Brief:
Write out all of the records precisely. Skip anything that is a picture.

Stored records:
"""

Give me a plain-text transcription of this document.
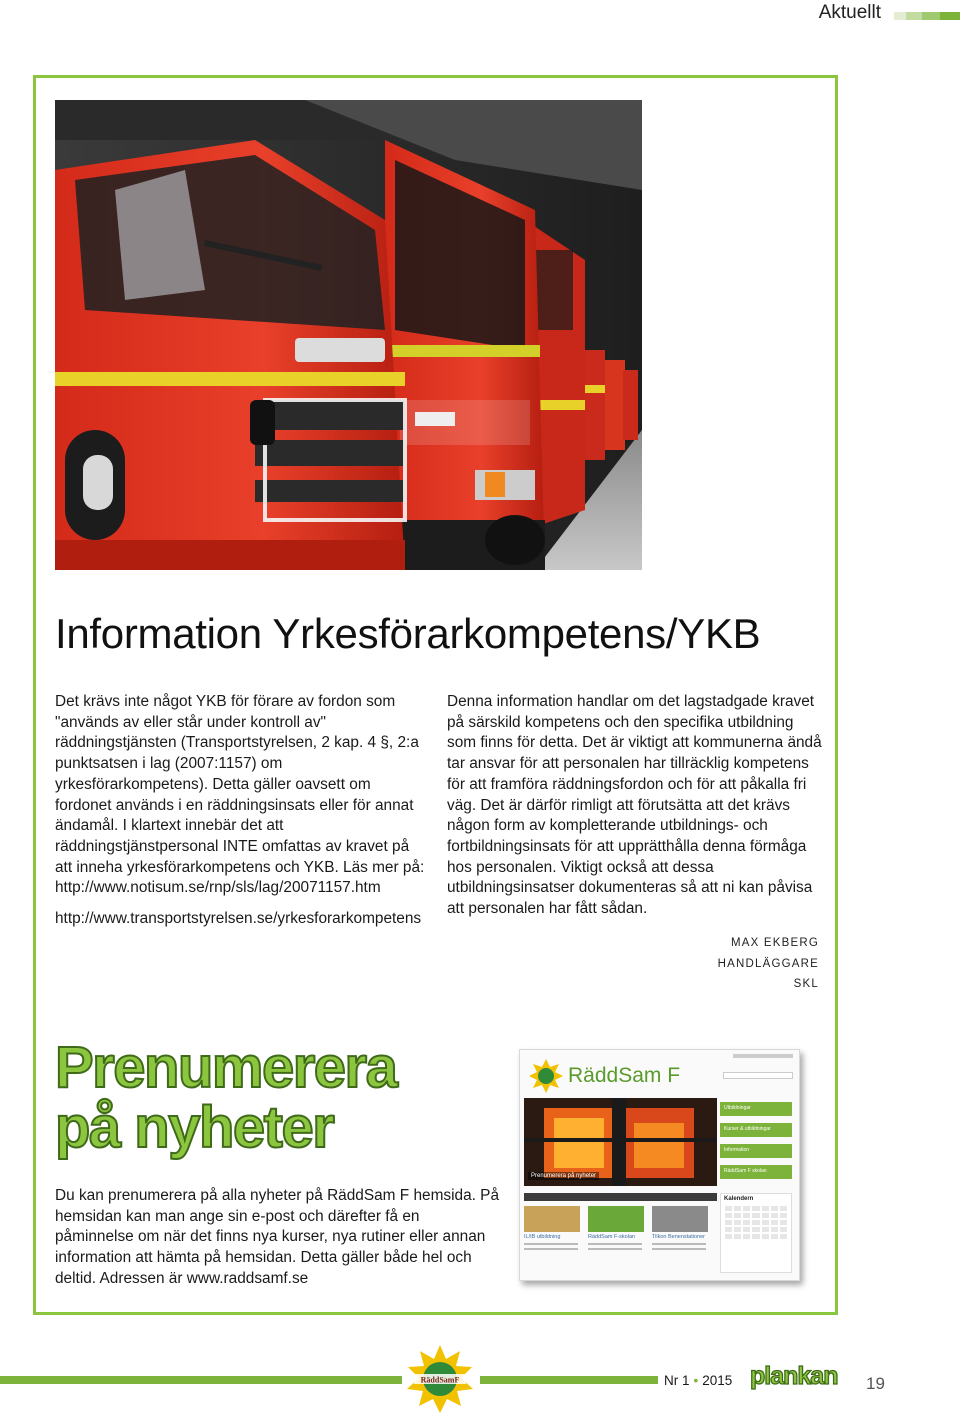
Aktuellt
Information Yrkesförarkompetens/YKB

Det krävs inte något YKB för förare av fordon som "används av eller står under kontroll av" räddningstjänsten (Transportstyrelsen, 2 kap. 4 §, 2:a punktsatsen i lag (2007:1157) om yrkesförarkompetens). Detta gäller oavsett om fordonet används i en räddningsinsats eller för annat ändamål. I klartext innebär det att räddningstjänstpersonal INTE omfattas av kravet på att inneha yrkesförarkompetens och YKB. Läs mer på:

http://www.notisum.se/rnp/sls/lag/20071157.htm
http://www.transportstyrelsen.se/yrkesforarkompetens

Denna information handlar om det lagstadgade kravet på särskild kompetens och den specifika utbildning som finns för detta. Det är viktigt att kommunerna ändå tar ansvar för att personalen har tillräcklig kompetens för att framföra räddningsfordon och för att påkalla fri väg. Det är därför rimligt att förutsätta att det krävs någon form av kompletterande utbildnings- och fortbildningsinsats för att upprätthålla denna förmåga hos personalen. Viktigt också att dessa utbildningsinsatser dokumenteras så att ni kan påvisa att personalen har fått sådan.

MAX EKBERG
HANDLÄGGARE
SKL
Prenumerera
på nyheter
Du kan prenumerera på alla nyheter på RäddSam F hemsida. På hemsidan kan man ange sin e-post och därefter få en påminnelse om när det finns nya kurser, nya rutiner eller annan information att hämta på hemsidan. Detta gäller både hel och deltid. Adressen är www.raddsamf.se
RäddSam F
Prenumerera på nyheter
Utbildningar
Kurser & utbildningar
Information
RäddSam F skolan
IL/IB utbildning	RäddSam F-skolan	Tilkon Benenstationer
Kalendern
RäddSamF	Nr 1 • 2015 plankan 19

"""

Task result:
Give me a plain-text transcription of this document.
Aktuellt
Information Yrkesförarkompetens/YKB

Det krävs inte något YKB för förare av fordon som "används av eller står under kontroll av" räddningstjänsten (Transportstyrelsen, 2 kap. 4 §, 2:a punktsatsen i lag (2007:1157) om yrkesförarkompetens). Detta gäller oavsett om fordonet används i en räddningsinsats eller för annat ändamål. I klartext innebär det att räddningstjänstpersonal INTE omfattas av kravet på att inneha yrkesförarkompetens och YKB. Läs mer på:

http://www.notisum.se/rnp/sls/lag/20071157.htm
http://www.transportstyrelsen.se/yrkesforarkompetens

Denna information handlar om det lagstadgade kravet på särskild kompetens och den specifika utbildning som finns för detta. Det är viktigt att kommunerna ändå tar ansvar för att personalen har tillräcklig kompetens för att framföra räddningsfordon och för att påkalla fri väg. Det är därför rimligt att förutsätta att det krävs någon form av kompletterande utbildnings- och fortbildningsinsats för att upprätthålla denna förmåga hos personalen. Viktigt också att dessa utbildningsinsatser dokumenteras så att ni kan påvisa att personalen har fått sådan.

MAX EKBERG
HANDLÄGGARE
SKL
Prenumerera
på nyheter
Du kan prenumerera på alla nyheter på RäddSam F hemsida. På hemsidan kan man ange sin e-post och därefter få en påminnelse om när det finns nya kurser, nya rutiner eller annan information att hämta på hemsidan. Detta gäller både hel och deltid. Adressen är www.raddsamf.se
RäddSam F
Prenumerera på nyheter
Utbildningar
Kurser & utbildningar
Information
RäddSam F skolan
IL/IB utbildning	RäddSam F-skolan	Tilkon Benenstationer
Kalendern
RäddSamF	Nr 1 • 2015 plankan 19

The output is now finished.